#### Working data:
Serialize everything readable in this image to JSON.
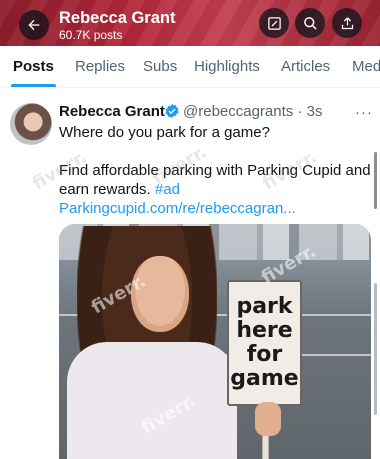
{
  "header": {
    "title": "Rebecca Grant",
    "subtitle": "60.7K posts",
    "back_icon": "back-arrow-icon",
    "edit_icon": "edit-icon",
    "search_icon": "search-icon",
    "share_icon": "share-icon"
  },
  "tabs": [
    "Posts",
    "Replies",
    "Subs",
    "Highlights",
    "Articles",
    "Med"
  ],
  "tweet": {
    "name": "Rebecca Grant",
    "handle": "@rebeccagrants",
    "time": "3s",
    "line1": "Where do you park for a game?",
    "line2": "Find affordable parking with Parking Cupid and",
    "line3_text": "earn rewards.",
    "hashtag": "#ad",
    "link": "Parkingcupid.com/re/rebeccagran...",
    "more": "···"
  },
  "sign_text": "park\nhere\nfor\ngame",
  "watermark": "fiverr.",
  "colors": {
    "accent": "#1d9bf0",
    "header": "#b3283a"
  }
}
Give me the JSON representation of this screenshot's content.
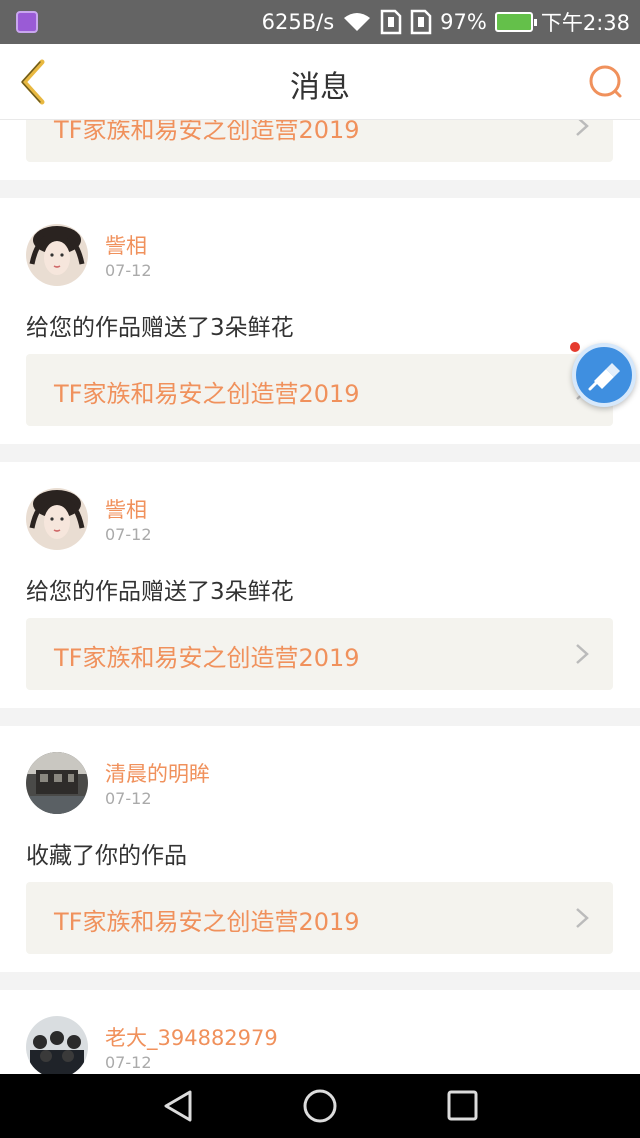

#### Task details:
Each line with the string "icon" in it needs to be found and copied.

#### The solution:
    "back_icon": "back-arrow-icon",
    "edit_icon": "edit-icon",
    "search_icon": "search-icon",
    "share_icon": "share-icon"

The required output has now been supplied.